Anyone want to take bets when at least 75% of the corn is picked?

My bet is November 10th.

It is going to be great late season hunting.


----------



## MossyMO

I'm with you on that, I went out the 1st weekend and now I'm waiting for the corn to disappear. Save the gas money for later when chances of seeing birds is better.


----------



## stoeger

Alot of the corn around my farm is still too wet. Most of it is getting chopped because of the frost. However the few fields that are going to get harvested might not be until next spring. One of my neighbors was just going to take the insurance payment and work the field under. I guess it all depends on what areas had got hit with the early frost.


----------



## Remmi_&amp;_I

Stoeger, for us non-educated in the area of crops and farming, is it out of line to ask a landowner to walk a standing field? The area I am thinking about has a dismal "looking" crop, but I am not as versed in this area as I probably should be.

Should I just stick to asking about their CRP/abandoned farmsteads??


----------



## Rick Fode

Rem,

I wouldn't ask to hunt an unharvested corn field, we still have about 2 sections of standing corn and we might not take it off until spring. You could ask to hunt the edges, you will have better luck around the edges anyway, it sucks walking through 6 foot corn. On a windy day it does pay off for deer. On the other hand some farmers might not want the deer and pheasants wrecking thier corn fields, but our home range gets pounded so we treat it like a refuge and we don't even hunt our standing corn. It might not hurt to ask if you see a BOONER in there, and believe me I see them from the combine, where they go after that I don't know!

Source data

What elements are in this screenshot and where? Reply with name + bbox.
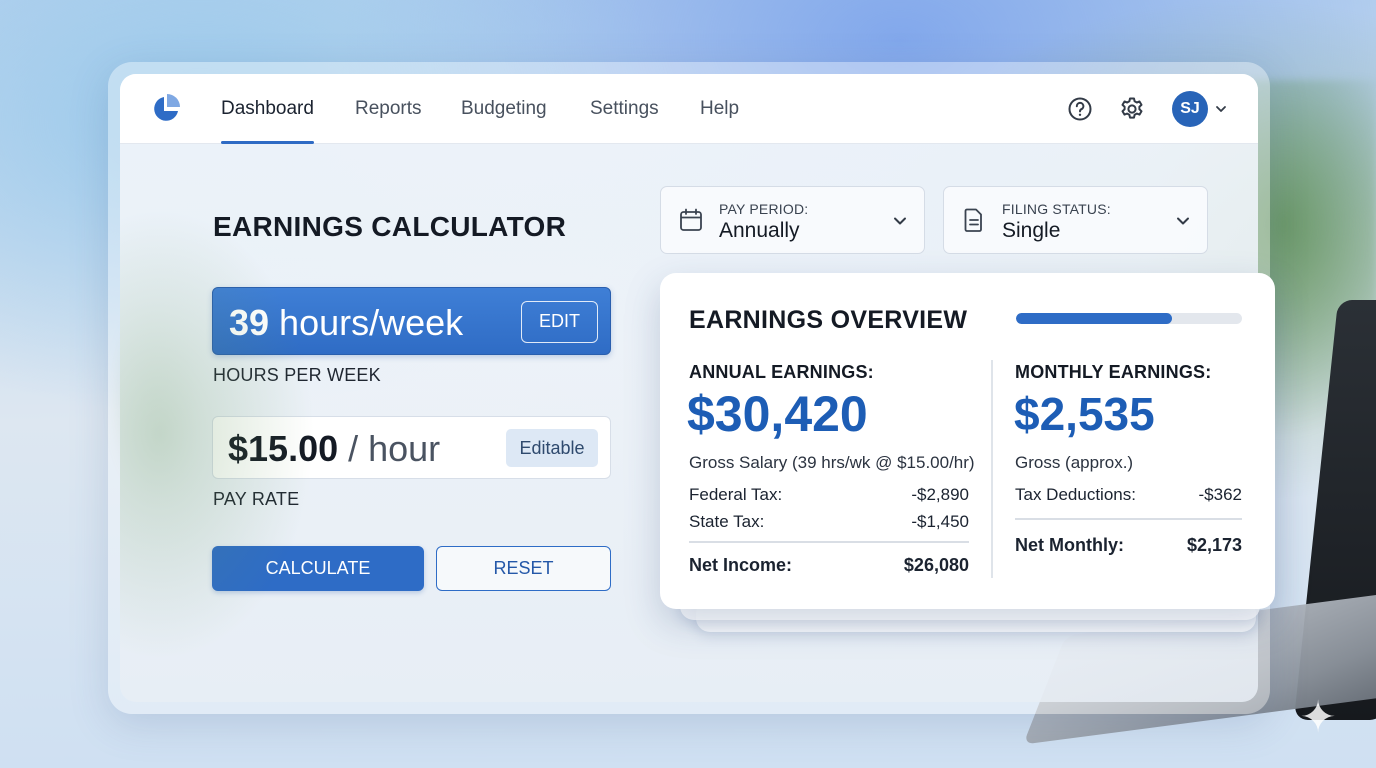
avatar[interactable]: SJ bbox=[1172, 91, 1208, 127]
state-tax-value: -$1,450 bbox=[911, 512, 969, 531]
net-monthly-row: Net Monthly: $2,173 bbox=[1015, 535, 1242, 556]
annual-earnings-label: ANNUAL EARNINGS: bbox=[689, 362, 874, 382]
filing-status-value: Single bbox=[1002, 219, 1061, 242]
federal-tax-row: Federal Tax: -$2,890 bbox=[689, 485, 969, 505]
federal-tax-label: Federal Tax: bbox=[689, 485, 783, 504]
pay-rate-field[interactable]: $15.00 / hour Editable bbox=[212, 416, 611, 479]
gear-icon[interactable] bbox=[1119, 96, 1145, 122]
overview-title: EARNINGS OVERVIEW bbox=[689, 306, 968, 334]
sparkle-icon: ✦ bbox=[1299, 693, 1337, 742]
federal-tax-value: -$2,890 bbox=[911, 485, 969, 504]
pie-logo-icon[interactable] bbox=[150, 93, 182, 125]
nav-dashboard[interactable]: Dashboard bbox=[221, 74, 314, 144]
net-income-row: Net Income: $26,080 bbox=[689, 555, 969, 576]
reset-button[interactable]: RESET bbox=[436, 546, 611, 591]
progress-bar bbox=[1016, 313, 1242, 324]
filing-status-dropdown[interactable]: FILING STATUS: Single bbox=[943, 186, 1208, 254]
state-tax-row: State Tax: -$1,450 bbox=[689, 512, 969, 532]
top-nav-bar: Dashboard Reports Budgeting Settings Hel… bbox=[120, 74, 1258, 144]
annual-earnings-subtext: Gross Salary (39 hrs/wk @ $15.00/hr) bbox=[689, 453, 975, 472]
rate-value: $15.00 / hour bbox=[228, 428, 440, 470]
edit-hours-button[interactable]: EDIT bbox=[521, 301, 598, 343]
hours-number: 39 bbox=[229, 302, 270, 343]
pay-period-dropdown[interactable]: PAY PERIOD: Annually bbox=[660, 186, 925, 254]
tax-deductions-row: Tax Deductions: -$362 bbox=[1015, 485, 1242, 505]
hours-field-label: HOURS PER WEEK bbox=[213, 365, 381, 385]
nav-settings[interactable]: Settings bbox=[590, 74, 659, 144]
monthly-earnings-subtext: Gross (approx.) bbox=[1015, 453, 1134, 472]
hours-unit: hours/week bbox=[269, 302, 464, 343]
net-income-label: Net Income: bbox=[689, 555, 793, 575]
editable-badge: Editable bbox=[506, 429, 598, 467]
calculator-title: EARNINGS CALCULATOR bbox=[213, 211, 567, 242]
net-income-value: $26,080 bbox=[903, 555, 969, 575]
monthly-divider bbox=[1015, 518, 1242, 520]
chevron-down-icon[interactable] bbox=[1214, 102, 1228, 116]
net-monthly-label: Net Monthly: bbox=[1015, 535, 1124, 555]
pay-period-value: Annually bbox=[719, 219, 800, 242]
tax-deductions-label: Tax Deductions: bbox=[1015, 485, 1136, 504]
column-divider bbox=[991, 360, 993, 578]
nav-help[interactable]: Help bbox=[700, 74, 739, 144]
annual-divider bbox=[689, 541, 969, 543]
pay-period-label: PAY PERIOD: bbox=[719, 201, 809, 217]
calculate-button[interactable]: CALCULATE bbox=[212, 546, 424, 591]
earnings-overview-card: EARNINGS OVERVIEW ANNUAL EARNINGS: $30,4… bbox=[660, 273, 1275, 609]
filing-status-label: FILING STATUS: bbox=[1002, 201, 1111, 217]
help-icon[interactable] bbox=[1067, 96, 1093, 122]
net-monthly-value: $2,173 bbox=[1186, 535, 1242, 555]
document-icon bbox=[964, 208, 982, 232]
chevron-down-icon bbox=[1177, 217, 1189, 225]
monthly-earnings-value: $2,535 bbox=[1014, 388, 1155, 440]
hours-value: 39 hours/week bbox=[229, 302, 463, 344]
tax-deductions-value: -$362 bbox=[1198, 485, 1242, 504]
monthly-earnings-label: MONTHLY EARNINGS: bbox=[1015, 362, 1212, 382]
rate-amount: $15.00 bbox=[228, 428, 339, 469]
rate-unit: / hour bbox=[338, 428, 441, 469]
nav-reports[interactable]: Reports bbox=[355, 74, 422, 144]
hours-per-week-field[interactable]: 39 hours/week EDIT bbox=[212, 287, 611, 355]
nav-budgeting[interactable]: Budgeting bbox=[461, 74, 547, 144]
chevron-down-icon bbox=[894, 217, 906, 225]
progress-bar-fill bbox=[1016, 313, 1172, 324]
pay-rate-label: PAY RATE bbox=[213, 489, 300, 509]
annual-earnings-value: $30,420 bbox=[687, 386, 868, 442]
calendar-icon bbox=[680, 208, 702, 231]
state-tax-label: State Tax: bbox=[689, 512, 765, 531]
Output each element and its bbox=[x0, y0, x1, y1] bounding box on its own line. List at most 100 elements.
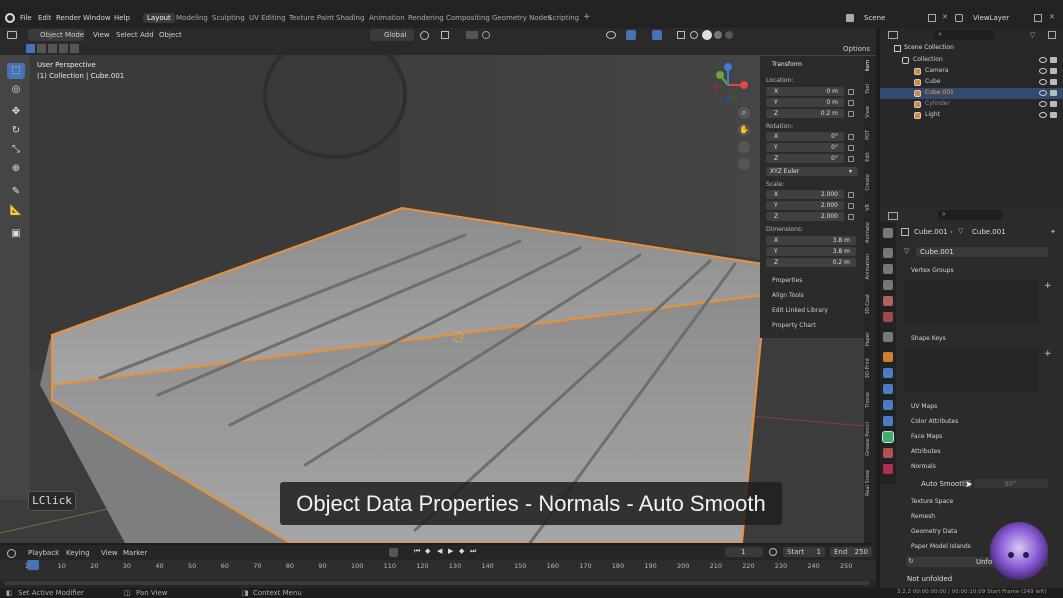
lock-icon[interactable] bbox=[848, 156, 854, 162]
texture-space-section[interactable]: Texture Space bbox=[911, 498, 953, 505]
proportional-edit-icon[interactable] bbox=[482, 31, 490, 39]
properties-section[interactable]: Properties bbox=[772, 277, 802, 284]
clock-icon[interactable] bbox=[769, 548, 777, 556]
normals-section[interactable]: Normals bbox=[911, 463, 936, 470]
tab-animation[interactable]: Animation bbox=[865, 254, 871, 280]
paper-model-islands-section[interactable]: Paper Model Islands bbox=[911, 543, 971, 550]
jump-end-icon[interactable]: ⏭ bbox=[470, 547, 476, 556]
view-layer-icon[interactable] bbox=[955, 14, 963, 22]
menu-keying[interactable]: Keying bbox=[66, 549, 90, 557]
transform-tool-icon[interactable]: ⊕ bbox=[7, 161, 25, 177]
lock-icon[interactable] bbox=[848, 192, 854, 198]
pin-icon[interactable]: ✦ bbox=[1050, 228, 1056, 236]
timeline-playhead[interactable] bbox=[27, 560, 39, 570]
texture-tab-icon[interactable] bbox=[883, 464, 893, 474]
scale-y-field[interactable]: Y 2.000 bbox=[766, 201, 844, 210]
lock-icon[interactable] bbox=[848, 89, 854, 95]
view-layer-name[interactable]: ViewLayer bbox=[973, 14, 1009, 22]
location-z-field[interactable]: Z 0.2 m bbox=[766, 109, 844, 118]
constraints-tab-icon[interactable] bbox=[883, 416, 893, 426]
zoom-icon[interactable]: ⌕ bbox=[738, 107, 750, 119]
start-frame-field[interactable]: Start 1 bbox=[783, 547, 825, 557]
rotate-tool-icon[interactable]: ↻ bbox=[7, 123, 25, 139]
geometry-data-section[interactable]: Geometry Data bbox=[911, 528, 957, 535]
shading-material-icon[interactable] bbox=[714, 31, 722, 39]
menu-select[interactable]: Select bbox=[116, 31, 138, 39]
tab-modeling[interactable]: Modeling bbox=[176, 14, 208, 22]
outliner-scene-collection[interactable]: Scene Collection bbox=[880, 43, 1063, 54]
tab-3d-coat[interactable]: 3D-Coat bbox=[865, 294, 871, 314]
navigation-gizmo[interactable] bbox=[708, 61, 752, 105]
xray-toggle-icon[interactable] bbox=[677, 31, 685, 39]
menu-marker[interactable]: Marker bbox=[123, 549, 147, 557]
delete-view-layer-icon[interactable]: ✕ bbox=[1049, 13, 1055, 21]
material-tab-icon[interactable] bbox=[883, 448, 893, 458]
render-camera-icon[interactable] bbox=[1050, 90, 1057, 96]
new-scene-icon[interactable] bbox=[928, 14, 936, 22]
tab-tool[interactable]: Tool bbox=[865, 84, 871, 94]
annotate-tool-icon[interactable]: ✎ bbox=[7, 184, 25, 200]
render-camera-icon[interactable] bbox=[1050, 68, 1057, 74]
menu-window[interactable]: Window bbox=[83, 14, 111, 22]
uv-maps-section[interactable]: UV Maps bbox=[911, 403, 937, 410]
delete-scene-icon[interactable]: ✕ bbox=[942, 13, 948, 21]
mesh-name-field[interactable]: Cube.001 bbox=[916, 247, 1048, 257]
tab-sculpting[interactable]: Sculpting bbox=[212, 14, 245, 22]
pan-hand-icon[interactable]: ✋ bbox=[738, 124, 750, 136]
rotation-mode-dropdown[interactable]: XYZ Euler ▾ bbox=[766, 167, 858, 176]
tab-real-snow[interactable]: Real Snow bbox=[865, 470, 871, 496]
lock-icon[interactable] bbox=[848, 111, 854, 117]
play-icon[interactable]: ▶ bbox=[448, 547, 453, 555]
timeline-editor-icon[interactable] bbox=[7, 549, 16, 558]
add-cube-tool-icon[interactable]: ▣ bbox=[7, 226, 25, 242]
scale-tool-icon[interactable]: ⤡ bbox=[7, 142, 25, 158]
options-menu[interactable]: Options bbox=[843, 45, 870, 53]
properties-search-input[interactable] bbox=[938, 210, 1002, 220]
overlay-toggle-icon[interactable] bbox=[652, 30, 662, 40]
tab-animation[interactable]: Animation bbox=[369, 14, 405, 22]
pivot-icon[interactable] bbox=[420, 31, 429, 40]
lock-icon[interactable] bbox=[848, 145, 854, 151]
select-invert-icon[interactable] bbox=[59, 44, 68, 53]
visibility-eye-icon[interactable] bbox=[1039, 112, 1047, 118]
menu-timeline-view[interactable]: View bbox=[101, 549, 118, 557]
tab-animate[interactable]: Animate bbox=[865, 222, 871, 243]
object-tab-icon[interactable] bbox=[883, 352, 893, 362]
tab-shading[interactable]: Shading bbox=[336, 14, 364, 22]
render-camera-icon[interactable] bbox=[1050, 57, 1057, 63]
shape-keys-section[interactable]: Shape Keys bbox=[911, 335, 946, 342]
color-attributes-section[interactable]: Color Attributes bbox=[911, 418, 958, 425]
editor-type-icon[interactable] bbox=[7, 31, 17, 39]
camera-view-icon[interactable] bbox=[738, 141, 750, 153]
shading-solid-icon[interactable] bbox=[702, 30, 712, 40]
add-vertex-group-button[interactable]: + bbox=[1044, 281, 1052, 291]
outliner-row-collection[interactable]: Collection bbox=[880, 55, 1063, 66]
particles-tab-icon[interactable] bbox=[883, 384, 893, 394]
snap-icon[interactable] bbox=[441, 31, 449, 39]
render-camera-icon[interactable] bbox=[1050, 112, 1057, 118]
outliner-row-light[interactable]: Light bbox=[880, 110, 1063, 121]
rotation-z-field[interactable]: Z 0° bbox=[766, 154, 844, 163]
visibility-eye-icon[interactable] bbox=[1039, 57, 1047, 63]
vertex-groups-section[interactable]: Vertex Groups bbox=[911, 267, 954, 274]
scale-x-field[interactable]: X 2.000 bbox=[766, 190, 844, 199]
timeline-scrollbar[interactable] bbox=[4, 581, 870, 585]
move-tool-icon[interactable]: ✥ bbox=[7, 104, 25, 120]
play-reverse-icon[interactable]: ◀ bbox=[437, 547, 442, 555]
visibility-eye-icon[interactable] bbox=[1039, 79, 1047, 85]
measure-tool-icon[interactable]: 📐 bbox=[7, 203, 25, 219]
lock-icon[interactable] bbox=[848, 134, 854, 140]
transform-header[interactable]: Transform bbox=[772, 61, 802, 68]
tab-layout[interactable]: Layout bbox=[143, 13, 175, 23]
rotation-y-field[interactable]: Y 0° bbox=[766, 143, 844, 152]
tab-tissue[interactable]: Tissue bbox=[865, 392, 871, 408]
vertex-groups-list[interactable] bbox=[904, 280, 1038, 324]
view-layer-tab-icon[interactable] bbox=[883, 280, 893, 290]
location-y-field[interactable]: Y0 m bbox=[766, 98, 844, 107]
3d-viewport[interactable]: User Perspective (1) Collection | Cube.0… bbox=[0, 55, 876, 543]
select-subtract-icon[interactable] bbox=[48, 44, 57, 53]
tab-create[interactable]: Create bbox=[865, 174, 871, 191]
next-keyframe-icon[interactable]: ◆ bbox=[459, 547, 464, 555]
scene-icon[interactable] bbox=[846, 14, 854, 22]
current-frame-field[interactable]: 1 bbox=[725, 547, 763, 557]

▸ **Exercise brief**
Quote the corn-harvest thread word for word, beginning with "My bet is November" and ending after "birds is better.".

▸ **Full response**
My bet is November 10th.

It is going to be great late season hunting.


----------



## MossyMO

I'm with you on that, I went out the 1st weekend and now I'm waiting for the corn to disappear. Save the gas money for later when chances of seeing birds is better.